## What the task requires
Repeat, without any change, the entries presented below.

## Data for processing
########

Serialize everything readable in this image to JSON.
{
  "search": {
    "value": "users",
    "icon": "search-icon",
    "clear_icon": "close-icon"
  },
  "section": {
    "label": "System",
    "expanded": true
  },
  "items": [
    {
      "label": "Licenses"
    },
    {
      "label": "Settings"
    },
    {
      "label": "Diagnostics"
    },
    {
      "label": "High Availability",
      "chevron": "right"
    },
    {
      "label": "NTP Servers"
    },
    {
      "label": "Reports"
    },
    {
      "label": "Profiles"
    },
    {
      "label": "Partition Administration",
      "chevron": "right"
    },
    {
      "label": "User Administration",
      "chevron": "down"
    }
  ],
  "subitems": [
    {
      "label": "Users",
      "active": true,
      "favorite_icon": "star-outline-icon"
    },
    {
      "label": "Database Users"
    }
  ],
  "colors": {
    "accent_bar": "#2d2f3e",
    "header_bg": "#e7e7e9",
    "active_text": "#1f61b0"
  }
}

########

## Answer to the problem
Serialize everything readable in this image to JSON.
{
  "search": {
    "value": "users",
    "icon": "search-icon",
    "clear_icon": "close-icon"
  },
  "section": {
    "label": "System",
    "expanded": true
  },
  "items": [
    {
      "label": "Licenses"
    },
    {
      "label": "Settings"
    },
    {
      "label": "Diagnostics"
    },
    {
      "label": "High Availability",
      "chevron": "right"
    },
    {
      "label": "NTP Servers"
    },
    {
      "label": "Reports"
    },
    {
      "label": "Profiles"
    },
    {
      "label": "Partition Administration",
      "chevron": "right"
    },
    {
      "label": "User Administration",
      "chevron": "down"
    }
  ],
  "subitems": [
    {
      "label": "Users",
      "active": true,
      "favorite_icon": "star-outline-icon"
    },
    {
      "label": "Database Users"
    }
  ],
  "colors": {
    "accent_bar": "#2d2f3e",
    "header_bg": "#e7e7e9",
    "active_text": "#1f61b0"
  }
}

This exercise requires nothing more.